Task: Copy every line from the data below in which the string "原句回放" can be found.

Source material:
--*--

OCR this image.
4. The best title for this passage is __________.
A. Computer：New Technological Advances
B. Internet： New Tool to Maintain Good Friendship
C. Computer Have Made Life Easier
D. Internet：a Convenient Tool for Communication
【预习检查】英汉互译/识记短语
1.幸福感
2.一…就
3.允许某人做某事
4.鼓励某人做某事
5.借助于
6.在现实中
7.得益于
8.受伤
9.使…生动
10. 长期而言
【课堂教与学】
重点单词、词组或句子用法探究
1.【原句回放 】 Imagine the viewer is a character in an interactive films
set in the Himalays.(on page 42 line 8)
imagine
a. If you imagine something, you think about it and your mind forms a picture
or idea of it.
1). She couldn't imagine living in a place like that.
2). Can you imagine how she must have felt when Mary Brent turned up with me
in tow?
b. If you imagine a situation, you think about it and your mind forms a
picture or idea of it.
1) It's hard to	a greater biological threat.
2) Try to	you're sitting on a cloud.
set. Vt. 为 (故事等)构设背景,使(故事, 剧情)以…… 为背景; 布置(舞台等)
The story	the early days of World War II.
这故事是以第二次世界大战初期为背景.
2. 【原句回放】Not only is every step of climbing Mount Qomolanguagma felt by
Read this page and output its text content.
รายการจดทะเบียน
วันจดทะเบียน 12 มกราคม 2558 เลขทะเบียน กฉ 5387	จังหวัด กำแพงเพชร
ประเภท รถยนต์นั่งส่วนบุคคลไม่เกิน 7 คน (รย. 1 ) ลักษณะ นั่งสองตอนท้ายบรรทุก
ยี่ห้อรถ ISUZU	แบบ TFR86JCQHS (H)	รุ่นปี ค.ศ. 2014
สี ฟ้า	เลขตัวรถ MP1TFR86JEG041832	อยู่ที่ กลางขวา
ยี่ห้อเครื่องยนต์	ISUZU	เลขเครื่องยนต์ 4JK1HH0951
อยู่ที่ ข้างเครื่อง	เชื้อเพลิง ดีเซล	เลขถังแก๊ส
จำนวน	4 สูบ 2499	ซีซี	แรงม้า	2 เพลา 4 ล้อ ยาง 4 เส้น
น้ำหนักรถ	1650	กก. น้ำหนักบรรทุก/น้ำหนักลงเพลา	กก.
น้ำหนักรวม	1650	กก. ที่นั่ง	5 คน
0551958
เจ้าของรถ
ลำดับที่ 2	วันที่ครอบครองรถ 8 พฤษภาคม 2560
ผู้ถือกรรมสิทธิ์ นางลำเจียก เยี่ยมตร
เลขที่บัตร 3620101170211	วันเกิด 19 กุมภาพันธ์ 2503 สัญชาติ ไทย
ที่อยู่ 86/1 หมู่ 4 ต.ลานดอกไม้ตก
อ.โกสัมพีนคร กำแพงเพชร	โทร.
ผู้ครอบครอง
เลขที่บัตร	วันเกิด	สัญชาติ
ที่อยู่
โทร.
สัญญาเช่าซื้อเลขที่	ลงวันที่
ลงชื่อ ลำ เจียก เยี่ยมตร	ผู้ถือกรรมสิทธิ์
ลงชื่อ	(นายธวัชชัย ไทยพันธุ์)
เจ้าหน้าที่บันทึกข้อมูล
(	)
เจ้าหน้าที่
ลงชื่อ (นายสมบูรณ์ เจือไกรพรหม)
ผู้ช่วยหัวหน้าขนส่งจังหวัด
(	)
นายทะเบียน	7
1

--*--

The solution:
1.【原句回放 】 Imagine the viewer is a character in an interactive films
2. 【原句回放】Not only is every step of climbing Mount Qomolanguagma felt by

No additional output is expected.